• Written request:
Copy out each line containing "name" from the entries below.

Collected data

↓↓↓

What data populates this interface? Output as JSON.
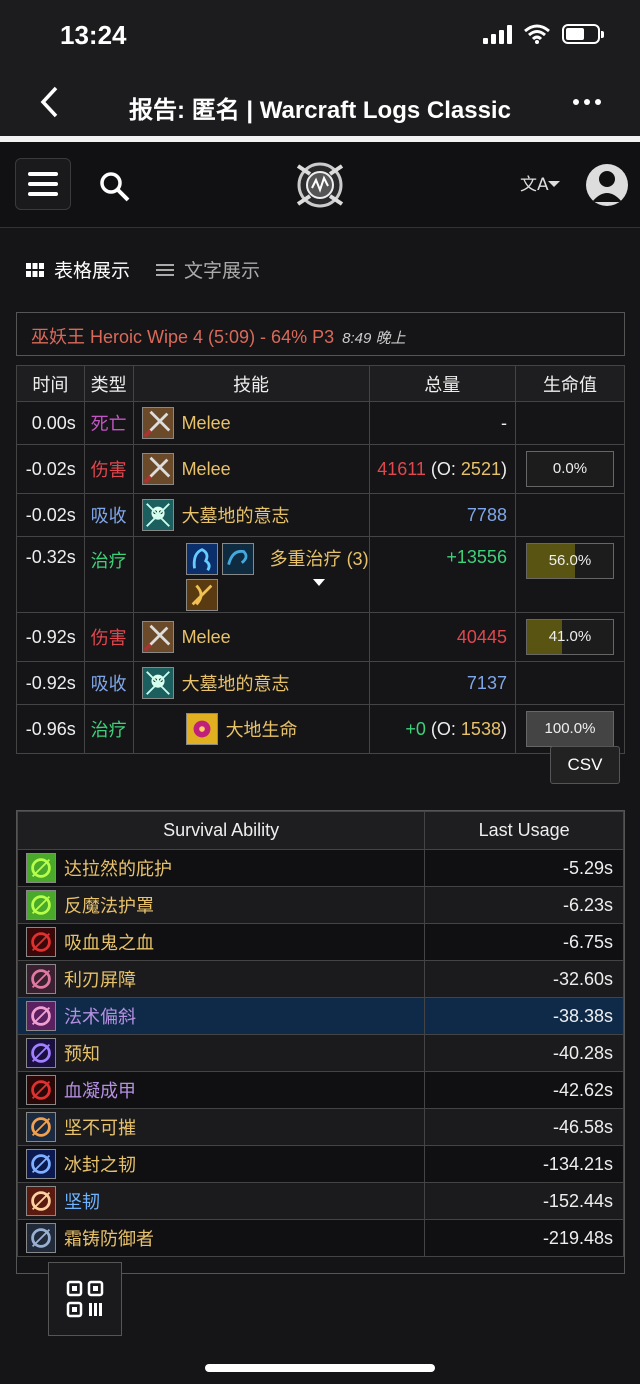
{
  "status": {
    "time": "13:24"
  },
  "appbar": {
    "title": "报告: 匿名 | Warcraft Logs Classic"
  },
  "views": {
    "table": "表格展示",
    "text": "文字展示"
  },
  "fight": {
    "title": "巫妖王 Heroic Wipe 4 (5:09) - 64% P3",
    "when": "8:49 晚上"
  },
  "events": {
    "headers": [
      "时间",
      "类型",
      "技能",
      "总量",
      "生命值"
    ],
    "rows": [
      {
        "time": "0.00s",
        "type": "死亡",
        "ability": "Melee",
        "amount": "-",
        "overheal": "",
        "hp": ""
      },
      {
        "time": "-0.02s",
        "type": "伤害",
        "ability": "Melee",
        "amount": "41611",
        "overheal": "2521",
        "hp": "0.0%"
      },
      {
        "time": "-0.02s",
        "type": "吸收",
        "ability": "大墓地的意志",
        "amount": "7788",
        "overheal": "",
        "hp": ""
      },
      {
        "time": "-0.32s",
        "type": "治疗",
        "ability": "多重治疗 (3)",
        "amount": "+13556",
        "overheal": "",
        "hp": "56.0%"
      },
      {
        "time": "-0.92s",
        "type": "伤害",
        "ability": "Melee",
        "amount": "40445",
        "overheal": "",
        "hp": "41.0%"
      },
      {
        "time": "-0.92s",
        "type": "吸收",
        "ability": "大墓地的意志",
        "amount": "7137",
        "overheal": "",
        "hp": ""
      },
      {
        "time": "-0.96s",
        "type": "治疗",
        "ability": "大地生命",
        "amount": "+0",
        "overheal": "1538",
        "hp": "100.0%"
      }
    ],
    "o_prefix": "(O: ",
    "o_suffix": ")"
  },
  "csv_label": "CSV",
  "survival": {
    "headers": [
      "Survival Ability",
      "Last Usage"
    ],
    "rows": [
      {
        "name": "达拉然的庇护",
        "last": "-5.29s",
        "color": "yellow"
      },
      {
        "name": "反魔法护罩",
        "last": "-6.23s",
        "color": "yellow"
      },
      {
        "name": "吸血鬼之血",
        "last": "-6.75s",
        "color": "yellow"
      },
      {
        "name": "利刃屏障",
        "last": "-32.60s",
        "color": "yellow"
      },
      {
        "name": "法术偏斜",
        "last": "-38.38s",
        "color": "purple"
      },
      {
        "name": "预知",
        "last": "-40.28s",
        "color": "yellow"
      },
      {
        "name": "血凝成甲",
        "last": "-42.62s",
        "color": "purple"
      },
      {
        "name": "坚不可摧",
        "last": "-46.58s",
        "color": "yellow"
      },
      {
        "name": "冰封之韧",
        "last": "-134.21s",
        "color": "yellow"
      },
      {
        "name": "坚韧",
        "last": "-152.44s",
        "color": "blue"
      },
      {
        "name": "霜铸防御者",
        "last": "-219.48s",
        "color": "yellow"
      }
    ]
  }
}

↑↑↑

• Solved exercise:
        "name": "达拉然的庇护",
        "name": "反魔法护罩",
        "name": "吸血鬼之血",
        "name": "利刃屏障",
        "name": "法术偏斜",
        "name": "预知",
        "name": "血凝成甲",
        "name": "坚不可摧",
        "name": "冰封之韧",
        "name": "坚韧",
        "name": "霜铸防御者",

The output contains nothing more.